(Extract to read)
They're all mistaken. They underestimate me. Because I come from below, from the “lower depths,” because I have no education, because my manners aren't what they with their sparrow brains think is right. If I were one of them they'd call me a great man—now, already. But I don't need them to confirm my historic greatness. The rebelliousness of my SA has cost me many trumps. But I still hold others. I'm not at a loss for resources when something goes wrong for me once in a while....

I've spoiled their plans. They thought I wouldn't dare, that I'd be too cowardly. They could already see me thrashing in their nets. They thought I'd become their tool. And behind my back they made jokes about me, said I no longer had any power, that I'd thrown away my party. I saw through it all long ago. I've taught them a lesson they'll remember for a long time. What I lost in passing judgment on the SA I'll regain in bringing judgment down on these feudal gamblers and professional card-sharpers, the Schleichers and their crew.

If I call upon the people today, they'll follow me. If I appeal to the party, it will stand as solid as ever.... Come on, Messrs. Papen and Hugenberg—I'm ready for the next round.
51

 

What he knew, and really meant, was that there would be no next round for these opponents.

 

To sum up, the challenge facing Hitler before June 30 required the simultaneous solution of no fewer than five problems. He had to quash Röhm and his rebellious band of SA permanent revolutionists definitively. He had to satisfy the demands of the army. He had to dispel public dissatisfaction with the rule of the streets and visible terrorism. He had to head off the conservatives' counterplans. All this had to be done without becoming the prisoner of one side or the other. He took care of it all by means of a single limited operation and at a cost of relatively few victims. With this behind him, he could move directly to his principal aim, which would complete the process of seizing power. That aim was to succeed Hindenburg as President.
(End Extract to read)
(Provided records)
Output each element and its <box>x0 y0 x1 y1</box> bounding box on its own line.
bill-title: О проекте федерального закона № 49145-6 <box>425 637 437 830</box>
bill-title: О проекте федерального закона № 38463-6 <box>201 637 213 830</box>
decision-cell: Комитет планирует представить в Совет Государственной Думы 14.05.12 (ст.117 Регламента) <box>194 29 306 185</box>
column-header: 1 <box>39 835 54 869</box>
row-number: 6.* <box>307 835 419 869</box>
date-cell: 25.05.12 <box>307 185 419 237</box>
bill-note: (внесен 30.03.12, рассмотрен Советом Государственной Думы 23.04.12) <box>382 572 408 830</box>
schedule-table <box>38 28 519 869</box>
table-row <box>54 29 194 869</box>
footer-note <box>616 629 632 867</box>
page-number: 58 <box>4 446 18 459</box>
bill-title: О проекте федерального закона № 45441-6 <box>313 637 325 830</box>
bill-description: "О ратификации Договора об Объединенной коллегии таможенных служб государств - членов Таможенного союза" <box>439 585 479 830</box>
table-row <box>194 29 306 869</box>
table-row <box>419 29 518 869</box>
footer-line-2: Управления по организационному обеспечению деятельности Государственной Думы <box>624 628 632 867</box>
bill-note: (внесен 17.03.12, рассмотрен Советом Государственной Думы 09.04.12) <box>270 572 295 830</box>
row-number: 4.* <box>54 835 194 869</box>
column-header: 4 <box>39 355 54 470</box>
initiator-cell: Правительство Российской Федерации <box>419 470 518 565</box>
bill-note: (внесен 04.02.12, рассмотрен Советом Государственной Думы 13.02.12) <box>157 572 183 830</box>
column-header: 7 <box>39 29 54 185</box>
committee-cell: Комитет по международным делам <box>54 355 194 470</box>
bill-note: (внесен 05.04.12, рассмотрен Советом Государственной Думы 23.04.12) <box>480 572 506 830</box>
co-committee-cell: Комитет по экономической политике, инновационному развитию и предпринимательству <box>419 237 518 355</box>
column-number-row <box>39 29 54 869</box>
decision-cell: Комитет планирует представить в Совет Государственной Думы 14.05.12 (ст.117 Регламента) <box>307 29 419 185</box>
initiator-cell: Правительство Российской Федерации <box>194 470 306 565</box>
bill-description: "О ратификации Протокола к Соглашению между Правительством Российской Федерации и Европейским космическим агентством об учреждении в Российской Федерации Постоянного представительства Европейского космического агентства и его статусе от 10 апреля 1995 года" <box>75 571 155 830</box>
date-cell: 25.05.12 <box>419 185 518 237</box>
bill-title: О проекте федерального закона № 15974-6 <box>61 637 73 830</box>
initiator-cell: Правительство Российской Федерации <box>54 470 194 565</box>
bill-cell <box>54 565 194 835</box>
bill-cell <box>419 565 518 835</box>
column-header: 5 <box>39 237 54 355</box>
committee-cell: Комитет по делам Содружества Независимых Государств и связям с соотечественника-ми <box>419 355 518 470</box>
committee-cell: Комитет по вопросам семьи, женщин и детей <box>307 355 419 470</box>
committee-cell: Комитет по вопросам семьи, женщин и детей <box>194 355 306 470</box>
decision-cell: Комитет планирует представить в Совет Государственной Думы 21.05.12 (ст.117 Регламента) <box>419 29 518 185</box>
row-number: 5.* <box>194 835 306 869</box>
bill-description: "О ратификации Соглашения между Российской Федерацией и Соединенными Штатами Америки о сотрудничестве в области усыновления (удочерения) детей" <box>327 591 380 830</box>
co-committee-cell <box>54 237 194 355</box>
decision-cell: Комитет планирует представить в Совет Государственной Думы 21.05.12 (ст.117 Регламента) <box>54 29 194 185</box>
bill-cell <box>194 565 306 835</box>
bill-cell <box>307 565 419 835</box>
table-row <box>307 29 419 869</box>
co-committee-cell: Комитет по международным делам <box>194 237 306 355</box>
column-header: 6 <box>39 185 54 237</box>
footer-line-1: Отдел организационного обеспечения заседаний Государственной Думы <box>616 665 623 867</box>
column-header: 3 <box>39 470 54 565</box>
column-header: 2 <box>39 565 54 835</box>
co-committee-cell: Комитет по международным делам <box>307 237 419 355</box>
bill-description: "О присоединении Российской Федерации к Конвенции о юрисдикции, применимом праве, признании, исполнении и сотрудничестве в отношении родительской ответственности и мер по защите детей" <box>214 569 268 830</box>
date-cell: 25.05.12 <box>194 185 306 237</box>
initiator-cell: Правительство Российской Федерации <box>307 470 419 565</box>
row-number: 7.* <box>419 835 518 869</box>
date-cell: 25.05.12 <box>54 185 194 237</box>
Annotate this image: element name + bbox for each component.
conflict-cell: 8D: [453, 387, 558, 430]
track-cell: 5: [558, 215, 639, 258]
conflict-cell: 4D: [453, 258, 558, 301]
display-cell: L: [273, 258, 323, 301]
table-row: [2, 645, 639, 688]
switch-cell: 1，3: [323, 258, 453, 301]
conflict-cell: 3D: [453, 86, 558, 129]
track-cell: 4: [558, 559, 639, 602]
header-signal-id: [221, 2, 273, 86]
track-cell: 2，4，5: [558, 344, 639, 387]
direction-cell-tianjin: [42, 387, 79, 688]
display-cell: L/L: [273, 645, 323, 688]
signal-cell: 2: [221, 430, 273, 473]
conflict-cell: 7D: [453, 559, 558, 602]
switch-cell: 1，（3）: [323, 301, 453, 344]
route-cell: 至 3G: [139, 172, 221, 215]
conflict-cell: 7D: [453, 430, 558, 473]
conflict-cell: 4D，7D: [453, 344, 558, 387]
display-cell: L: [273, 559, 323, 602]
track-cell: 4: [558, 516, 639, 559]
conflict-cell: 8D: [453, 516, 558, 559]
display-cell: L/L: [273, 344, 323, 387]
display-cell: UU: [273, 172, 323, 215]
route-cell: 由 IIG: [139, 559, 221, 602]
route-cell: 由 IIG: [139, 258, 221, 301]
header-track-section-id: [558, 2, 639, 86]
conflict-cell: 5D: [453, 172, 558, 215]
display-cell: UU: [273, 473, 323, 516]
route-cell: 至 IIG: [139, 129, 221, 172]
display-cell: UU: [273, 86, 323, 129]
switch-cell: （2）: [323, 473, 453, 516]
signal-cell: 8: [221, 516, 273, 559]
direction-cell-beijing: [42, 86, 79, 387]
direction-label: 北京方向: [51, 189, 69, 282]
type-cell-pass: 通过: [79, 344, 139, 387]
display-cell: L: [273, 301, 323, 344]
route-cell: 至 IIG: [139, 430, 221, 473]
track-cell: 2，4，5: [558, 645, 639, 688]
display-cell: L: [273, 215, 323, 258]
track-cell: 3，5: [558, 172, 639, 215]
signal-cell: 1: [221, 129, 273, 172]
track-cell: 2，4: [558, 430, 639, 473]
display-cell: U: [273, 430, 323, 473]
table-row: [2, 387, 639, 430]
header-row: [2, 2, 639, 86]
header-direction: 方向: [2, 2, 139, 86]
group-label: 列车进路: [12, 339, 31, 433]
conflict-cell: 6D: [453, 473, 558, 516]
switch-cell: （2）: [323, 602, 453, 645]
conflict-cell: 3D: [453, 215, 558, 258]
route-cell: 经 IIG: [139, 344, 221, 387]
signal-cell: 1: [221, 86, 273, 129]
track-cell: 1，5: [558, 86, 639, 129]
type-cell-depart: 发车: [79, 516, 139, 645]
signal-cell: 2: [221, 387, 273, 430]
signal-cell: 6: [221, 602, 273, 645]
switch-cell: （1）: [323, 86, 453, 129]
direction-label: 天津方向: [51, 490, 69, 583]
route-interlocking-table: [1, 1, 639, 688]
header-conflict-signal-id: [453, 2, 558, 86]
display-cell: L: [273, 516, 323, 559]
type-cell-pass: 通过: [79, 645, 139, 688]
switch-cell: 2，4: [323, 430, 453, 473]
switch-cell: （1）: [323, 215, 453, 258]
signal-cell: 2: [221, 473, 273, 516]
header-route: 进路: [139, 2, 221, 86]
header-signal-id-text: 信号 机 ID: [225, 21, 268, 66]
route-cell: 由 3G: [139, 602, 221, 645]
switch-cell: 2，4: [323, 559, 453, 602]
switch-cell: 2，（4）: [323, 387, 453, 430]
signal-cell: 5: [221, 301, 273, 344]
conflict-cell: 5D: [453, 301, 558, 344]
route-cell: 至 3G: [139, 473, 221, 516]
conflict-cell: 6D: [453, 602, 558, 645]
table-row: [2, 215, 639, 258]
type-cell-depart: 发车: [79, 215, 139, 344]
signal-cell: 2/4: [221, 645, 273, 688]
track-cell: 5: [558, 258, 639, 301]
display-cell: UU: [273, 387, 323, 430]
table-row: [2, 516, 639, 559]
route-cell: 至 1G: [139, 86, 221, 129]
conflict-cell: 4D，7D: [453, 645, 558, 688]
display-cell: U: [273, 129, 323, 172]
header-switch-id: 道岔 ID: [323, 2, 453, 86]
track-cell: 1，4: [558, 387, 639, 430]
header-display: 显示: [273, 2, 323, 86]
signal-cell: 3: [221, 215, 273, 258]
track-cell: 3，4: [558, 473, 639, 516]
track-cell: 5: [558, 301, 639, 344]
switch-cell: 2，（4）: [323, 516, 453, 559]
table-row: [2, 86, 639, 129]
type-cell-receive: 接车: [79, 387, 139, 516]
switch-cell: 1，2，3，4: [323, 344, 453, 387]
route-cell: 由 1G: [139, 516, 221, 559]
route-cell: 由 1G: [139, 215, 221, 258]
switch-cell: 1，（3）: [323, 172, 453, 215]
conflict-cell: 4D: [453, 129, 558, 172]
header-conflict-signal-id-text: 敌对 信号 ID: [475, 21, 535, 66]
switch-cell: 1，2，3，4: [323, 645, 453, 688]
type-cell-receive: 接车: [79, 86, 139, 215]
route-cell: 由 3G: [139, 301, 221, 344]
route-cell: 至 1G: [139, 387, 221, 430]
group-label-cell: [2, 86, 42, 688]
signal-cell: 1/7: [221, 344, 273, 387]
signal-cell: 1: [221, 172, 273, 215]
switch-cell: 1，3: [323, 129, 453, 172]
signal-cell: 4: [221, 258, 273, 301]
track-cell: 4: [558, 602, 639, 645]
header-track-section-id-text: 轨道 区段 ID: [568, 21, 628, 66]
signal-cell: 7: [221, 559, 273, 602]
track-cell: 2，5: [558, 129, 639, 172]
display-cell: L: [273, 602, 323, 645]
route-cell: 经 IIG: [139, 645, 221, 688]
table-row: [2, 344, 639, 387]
(End Provided records)
§ Exercise objective: Pick up the passage about Hitler and the June 30 purge of Röhm and the SA after its final sentence, and continue it.

§ Exercise result:
From the middle of July on, the President's condition was visibly deteriorating. His death was expected any day. On July 31 the government for the first time issued an official bulletin on the state of his health. And although on the following day the news sounded somewhat more optimistic, Hitler irreverently anticipated the event by presenting to the cabinet a law concerning the succession. The new law was to take effect on Hindenburg's death. It provided for combining the office of President with that of the Führer and Chancellor, a measure that could be justified by evoking the law of January 30, 1934, which gave the administration powers to alter the Constitution. But since this authority derived from the Enabling Act, any action based on it should have taken into account the guarantees explicitly set forth in that act. Inviolability of the office of the President was one of the guarantees. But the “law concerning the head of state” boldly ignored that limitation—once more violating Hitler's principle of legality—and thus broke through the last barrier to Hitler's dictatorship. Hitler's exuberant highhandedness is further shown in his affixing the signature of ViceChancellor von Papen to the new law, though Papen was not even present at the cabinet session.

That same day Hitler went to Neudeck to visit Hindenburg on his deathbed. But the old man was only conscious for moments and addressed Hitler as “Your Majesty.” In spite of his imposing stature he had always felt comfortable only in relationships of dependency or feudal homage. He died on the following day, in the morning hours Of August 2. In a government proclamation he was hailed as a “monumental memorial of the distant past,” whose “almost incalculable services” culminated in the fact that “on January 30, 1933... he opened the gates of the Reich for the young National Socialist Movement,” that he led the Germany of yesterday to “profound reconciliation” with the Germany of tomorrow and became in peace what he had been in war, “the national myth of the German people.”